What is needed:
Every line below is to be quoted exactly, with nothing added or dropped.

Records supplied:
=-=-=
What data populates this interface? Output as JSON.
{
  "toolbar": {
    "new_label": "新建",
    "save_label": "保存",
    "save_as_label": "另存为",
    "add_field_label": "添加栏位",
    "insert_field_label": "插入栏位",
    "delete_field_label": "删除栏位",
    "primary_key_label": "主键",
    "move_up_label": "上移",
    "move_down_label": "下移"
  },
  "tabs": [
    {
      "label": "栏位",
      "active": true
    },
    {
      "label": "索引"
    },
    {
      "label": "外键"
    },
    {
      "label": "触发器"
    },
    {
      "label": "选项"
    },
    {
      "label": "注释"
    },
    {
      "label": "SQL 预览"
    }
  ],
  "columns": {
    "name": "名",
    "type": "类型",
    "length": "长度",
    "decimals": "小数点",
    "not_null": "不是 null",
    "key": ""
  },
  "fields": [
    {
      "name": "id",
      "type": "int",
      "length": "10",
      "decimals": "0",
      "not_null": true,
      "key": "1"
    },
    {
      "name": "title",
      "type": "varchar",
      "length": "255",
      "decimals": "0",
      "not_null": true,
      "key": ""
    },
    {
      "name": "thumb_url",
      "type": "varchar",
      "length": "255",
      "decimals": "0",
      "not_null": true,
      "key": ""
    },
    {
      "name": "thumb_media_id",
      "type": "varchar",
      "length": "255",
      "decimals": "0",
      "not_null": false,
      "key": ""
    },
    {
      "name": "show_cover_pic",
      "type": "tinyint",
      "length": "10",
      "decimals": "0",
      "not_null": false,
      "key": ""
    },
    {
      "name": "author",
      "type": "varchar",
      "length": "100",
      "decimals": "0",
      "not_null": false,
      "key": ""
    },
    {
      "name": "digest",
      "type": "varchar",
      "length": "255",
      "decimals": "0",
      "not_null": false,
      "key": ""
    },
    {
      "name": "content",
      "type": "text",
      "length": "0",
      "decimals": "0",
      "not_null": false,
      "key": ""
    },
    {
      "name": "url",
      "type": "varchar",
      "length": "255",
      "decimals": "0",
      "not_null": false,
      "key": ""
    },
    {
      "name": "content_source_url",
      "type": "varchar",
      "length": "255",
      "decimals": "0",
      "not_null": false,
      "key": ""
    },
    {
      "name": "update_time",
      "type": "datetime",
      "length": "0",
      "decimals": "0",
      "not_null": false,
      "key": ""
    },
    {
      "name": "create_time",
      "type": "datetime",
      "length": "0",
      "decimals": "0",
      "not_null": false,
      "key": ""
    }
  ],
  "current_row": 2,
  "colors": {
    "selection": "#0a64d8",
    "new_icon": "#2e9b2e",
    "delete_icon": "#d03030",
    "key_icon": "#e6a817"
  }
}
=-=-=
Reply:
What data populates this interface? Output as JSON.
{
  "toolbar": {
    "new_label": "新建",
    "save_label": "保存",
    "save_as_label": "另存为",
    "add_field_label": "添加栏位",
    "insert_field_label": "插入栏位",
    "delete_field_label": "删除栏位",
    "primary_key_label": "主键",
    "move_up_label": "上移",
    "move_down_label": "下移"
  },
  "tabs": [
    {
      "label": "栏位",
      "active": true
    },
    {
      "label": "索引"
    },
    {
      "label": "外键"
    },
    {
      "label": "触发器"
    },
    {
      "label": "选项"
    },
    {
      "label": "注释"
    },
    {
      "label": "SQL 预览"
    }
  ],
  "columns": {
    "name": "名",
    "type": "类型",
    "length": "长度",
    "decimals": "小数点",
    "not_null": "不是 null",
    "key": ""
  },
  "fields": [
    {
      "name": "id",
      "type": "int",
      "length": "10",
      "decimals": "0",
      "not_null": true,
      "key": "1"
    },
    {
      "name": "title",
      "type": "varchar",
      "length": "255",
      "decimals": "0",
      "not_null": true,
      "key": ""
    },
    {
      "name": "thumb_url",
      "type": "varchar",
      "length": "255",
      "decimals": "0",
      "not_null": true,
      "key": ""
    },
    {
      "name": "thumb_media_id",
      "type": "varchar",
      "length": "255",
      "decimals": "0",
      "not_null": false,
      "key": ""
    },
    {
      "name": "show_cover_pic",
      "type": "tinyint",
      "length": "10",
      "decimals": "0",
      "not_null": false,
      "key": ""
    },
    {
      "name": "author",
      "type": "varchar",
      "length": "100",
      "decimals": "0",
      "not_null": false,
      "key": ""
    },
    {
      "name": "digest",
      "type": "varchar",
      "length": "255",
      "decimals": "0",
      "not_null": false,
      "key": ""
    },
    {
      "name": "content",
      "type": "text",
      "length": "0",
      "decimals": "0",
      "not_null": false,
      "key": ""
    },
    {
      "name": "url",
      "type": "varchar",
      "length": "255",
      "decimals": "0",
      "not_null": false,
      "key": ""
    },
    {
      "name": "content_source_url",
      "type": "varchar",
      "length": "255",
      "decimals": "0",
      "not_null": false,
      "key": ""
    },
    {
      "name": "update_time",
      "type": "datetime",
      "length": "0",
      "decimals": "0",
      "not_null": false,
      "key": ""
    },
    {
      "name": "create_time",
      "type": "datetime",
      "length": "0",
      "decimals": "0",
      "not_null": false,
      "key": ""
    }
  ],
  "current_row": 2,
  "colors": {
    "selection": "#0a64d8",
    "new_icon": "#2e9b2e",
    "delete_icon": "#d03030",
    "key_icon": "#e6a817"
  }
}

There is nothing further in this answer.